Dataset items
┌────────

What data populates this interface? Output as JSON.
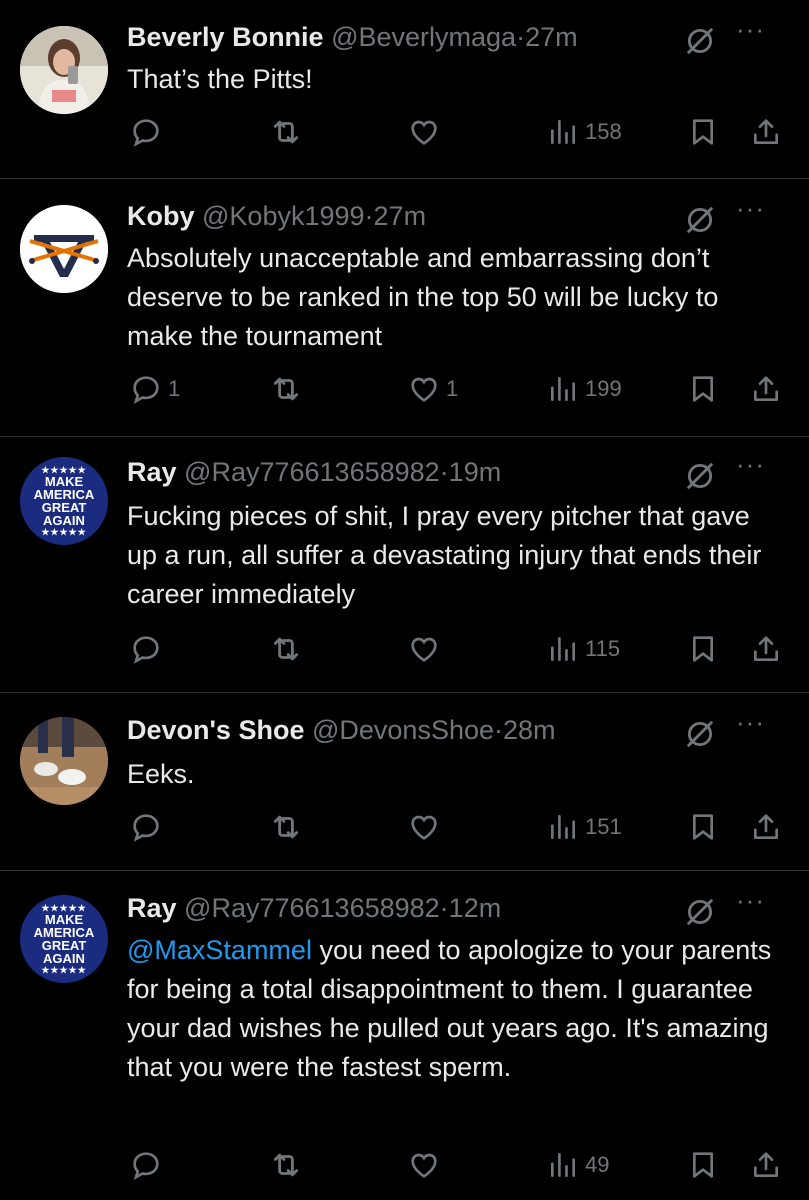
{
  "tweets": [
    {
      "name": "Beverly Bonnie",
      "handle": "@Beverlymaga",
      "time": "27m",
      "text": "That’s the Pitts!",
      "replies": "",
      "likes": "",
      "views": "158",
      "avatar": "photo-person"
    },
    {
      "name": "Koby",
      "handle": "@Kobyk1999",
      "time": "27m",
      "text": "Absolutely unacceptable and embarrassing don’t deserve to be ranked in the top 50 will be lucky to make the tournament",
      "replies": "1",
      "likes": "1",
      "views": "199",
      "avatar": "v-sabres-logo"
    },
    {
      "name": "Ray",
      "handle": "@Ray776613658982",
      "time": "19m",
      "text": "Fucking pieces of shit, I pray every pitcher that gave up a run, all suffer a devastating injury that ends their career immediately",
      "replies": "",
      "likes": "",
      "views": "115",
      "avatar": "maga-badge",
      "avatar_text": [
        "MAKE",
        "AMERICA",
        "GREAT",
        "AGAIN"
      ]
    },
    {
      "name": "Devon's Shoe",
      "handle": "@DevonsShoe",
      "time": "28m",
      "text": "Eeks.",
      "replies": "",
      "likes": "",
      "views": "151",
      "avatar": "photo-shoe"
    },
    {
      "name": "Ray",
      "handle": "@Ray776613658982",
      "time": "12m",
      "mention": "@MaxStammel",
      "text": " you need to apologize to your parents for being a total disappointment to them. I guarantee your dad wishes he pulled out years ago. It's amazing that you were the fastest sperm.",
      "replies": "",
      "likes": "",
      "views": "49",
      "avatar": "maga-badge",
      "avatar_text": [
        "MAKE",
        "AMERICA",
        "GREAT",
        "AGAIN"
      ]
    }
  ],
  "separator": "·",
  "more_glyph": "···",
  "colors": {
    "background": "#000000",
    "text": "#e7e9ea",
    "muted": "#71767b",
    "link": "#1d9bf0",
    "divider": "#2f3336"
  }
}
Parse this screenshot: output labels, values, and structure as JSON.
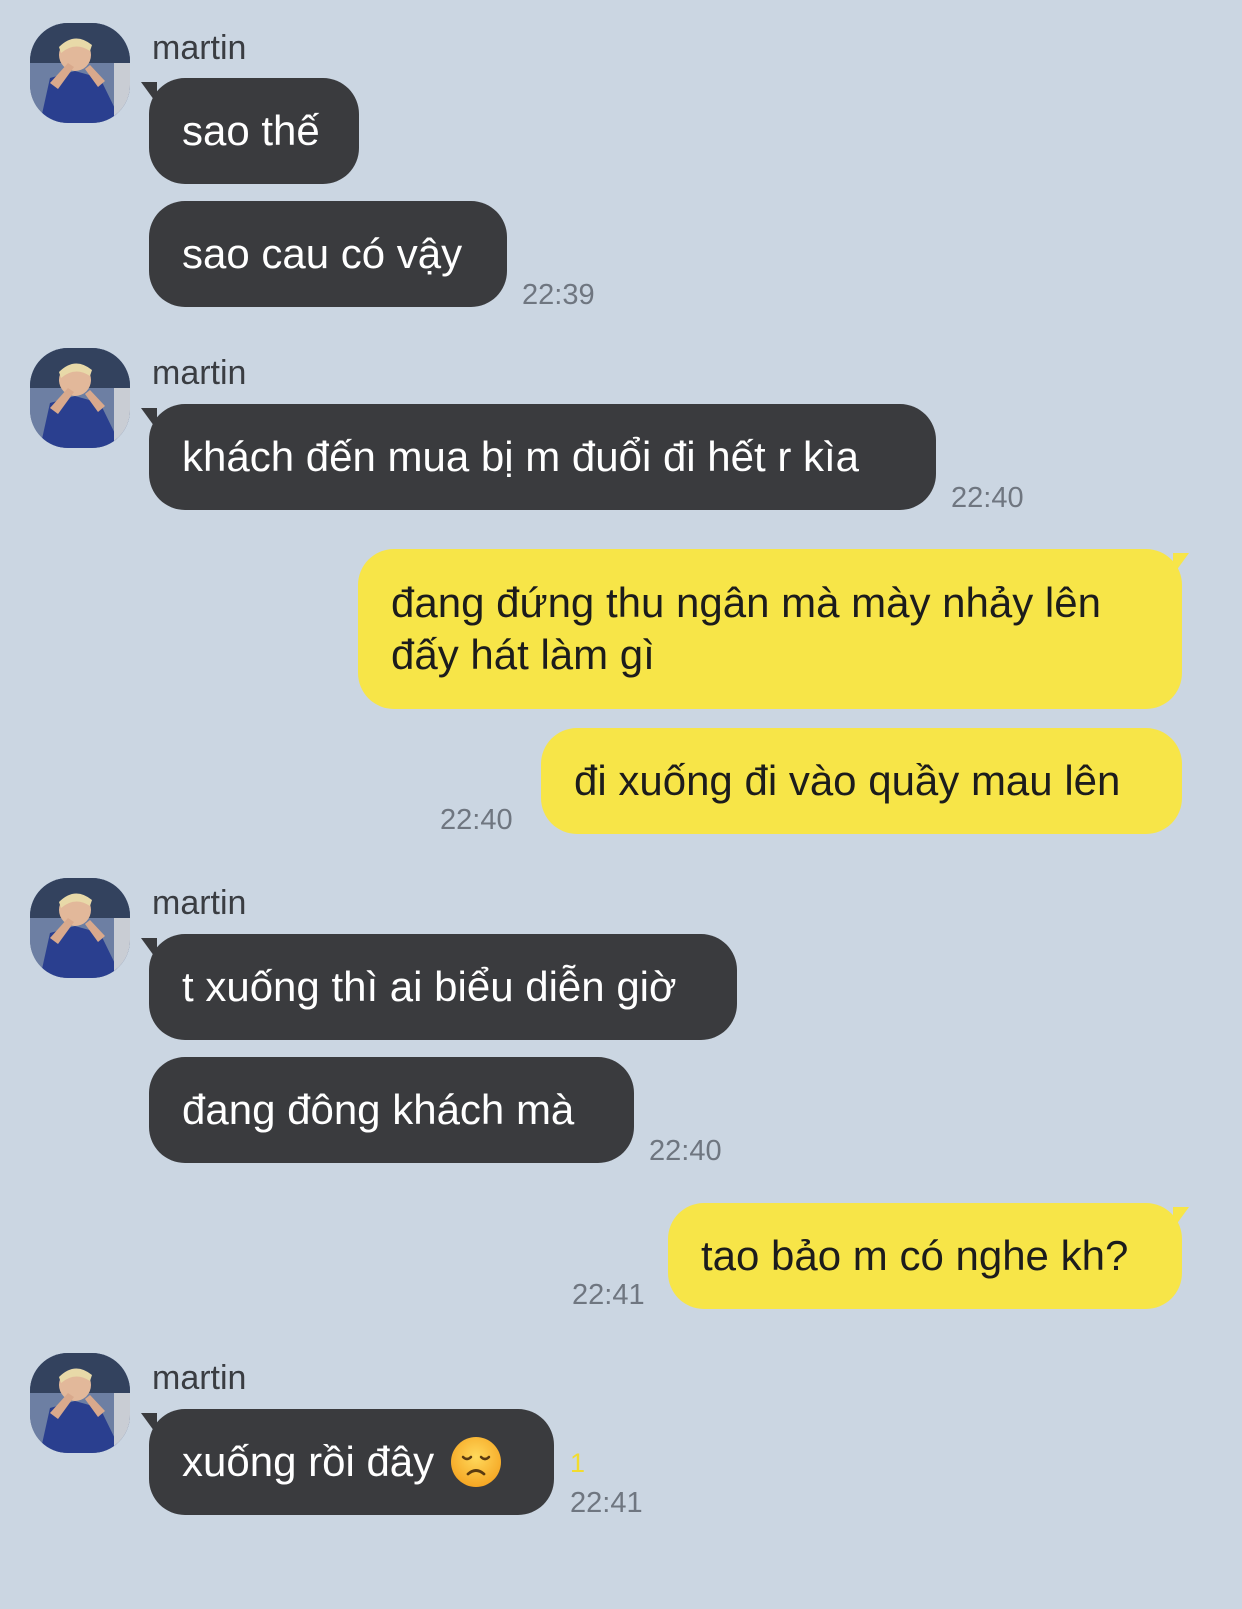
{
  "colors": {
    "background": "#cbd6e2",
    "incoming_bubble": "#3a3b3e",
    "outgoing_bubble": "#f7e548",
    "timestamp": "#6f7680",
    "unread_count": "#f2dc2e"
  },
  "groups": [
    {
      "sender": "martin",
      "avatar_icon": "profile-photo-icon",
      "messages": [
        "sao thế",
        "sao cau có vậy"
      ],
      "time": "22:39"
    },
    {
      "sender": "martin",
      "avatar_icon": "profile-photo-icon",
      "messages": [
        "khách đến mua bị m đuổi đi hết r kìa"
      ],
      "time": "22:40"
    },
    {
      "sender": "me",
      "messages": [
        "đang đứng thu ngân mà mày nhảy lên đấy hát làm gì",
        "đi xuống đi vào quầy mau lên"
      ],
      "time": "22:40"
    },
    {
      "sender": "martin",
      "avatar_icon": "profile-photo-icon",
      "messages": [
        "t xuống thì ai biểu diễn giờ",
        "đang đông khách mà"
      ],
      "time": "22:40"
    },
    {
      "sender": "me",
      "messages": [
        "tao bảo m có nghe kh?"
      ],
      "time": "22:41"
    },
    {
      "sender": "martin",
      "avatar_icon": "profile-photo-icon",
      "messages": [
        "xuống rồi đây"
      ],
      "emoji": "disappointed-face-icon",
      "unread_count": "1",
      "time": "22:41"
    }
  ]
}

└────────

** Written request **
Skip the images and write out the rest of the listing exactly.

** Written response **
What data populates this interface? Output as JSON.
{
  "tweets": [
    {
      "name": "Beverly Bonnie",
      "handle": "@Beverlymaga",
      "time": "27m",
      "text": "That’s the Pitts!",
      "replies": "",
      "likes": "",
      "views": "158",
      "avatar": "photo-person"
    },
    {
      "name": "Koby",
      "handle": "@Kobyk1999",
      "time": "27m",
      "text": "Absolutely unacceptable and embarrassing don’t deserve to be ranked in the top 50 will be lucky to make the tournament",
      "replies": "1",
      "likes": "1",
      "views": "199",
      "avatar": "v-sabres-logo"
    },
    {
      "name": "Ray",
      "handle": "@Ray776613658982",
      "time": "19m",
      "text": "Fucking pieces of shit, I pray every pitcher that gave up a run, all suffer a devastating injury that ends their career immediately",
      "replies": "",
      "likes": "",
      "views": "115",
      "avatar": "maga-badge",
      "avatar_text": [
        "MAKE",
        "AMERICA",
        "GREAT",
        "AGAIN"
      ]
    },
    {
      "name": "Devon's Shoe",
      "handle": "@DevonsShoe",
      "time": "28m",
      "text": "Eeks.",
      "replies": "",
      "likes": "",
      "views": "151",
      "avatar": "photo-shoe"
    },
    {
      "name": "Ray",
      "handle": "@Ray776613658982",
      "time": "12m",
      "mention": "@MaxStammel",
      "text": " you need to apologize to your parents for being a total disappointment to them. I guarantee your dad wishes he pulled out years ago. It's amazing that you were the fastest sperm.",
      "replies": "",
      "likes": "",
      "views": "49",
      "avatar": "maga-badge",
      "avatar_text": [
        "MAKE",
        "AMERICA",
        "GREAT",
        "AGAIN"
      ]
    }
  ],
  "separator": "·",
  "more_glyph": "···",
  "colors": {
    "background": "#000000",
    "text": "#e7e9ea",
    "muted": "#71767b",
    "link": "#1d9bf0",
    "divider": "#2f3336"
  }
}
Parse this screenshot: output labels, values, and structure as JSON.
{
  "colors": {
    "background": "#cbd6e2",
    "incoming_bubble": "#3a3b3e",
    "outgoing_bubble": "#f7e548",
    "timestamp": "#6f7680",
    "unread_count": "#f2dc2e"
  },
  "groups": [
    {
      "sender": "martin",
      "avatar_icon": "profile-photo-icon",
      "messages": [
        "sao thế",
        "sao cau có vậy"
      ],
      "time": "22:39"
    },
    {
      "sender": "martin",
      "avatar_icon": "profile-photo-icon",
      "messages": [
        "khách đến mua bị m đuổi đi hết r kìa"
      ],
      "time": "22:40"
    },
    {
      "sender": "me",
      "messages": [
        "đang đứng thu ngân mà mày nhảy lên đấy hát làm gì",
        "đi xuống đi vào quầy mau lên"
      ],
      "time": "22:40"
    },
    {
      "sender": "martin",
      "avatar_icon": "profile-photo-icon",
      "messages": [
        "t xuống thì ai biểu diễn giờ",
        "đang đông khách mà"
      ],
      "time": "22:40"
    },
    {
      "sender": "me",
      "messages": [
        "tao bảo m có nghe kh?"
      ],
      "time": "22:41"
    },
    {
      "sender": "martin",
      "avatar_icon": "profile-photo-icon",
      "messages": [
        "xuống rồi đây"
      ],
      "emoji": "disappointed-face-icon",
      "unread_count": "1",
      "time": "22:41"
    }
  ]
}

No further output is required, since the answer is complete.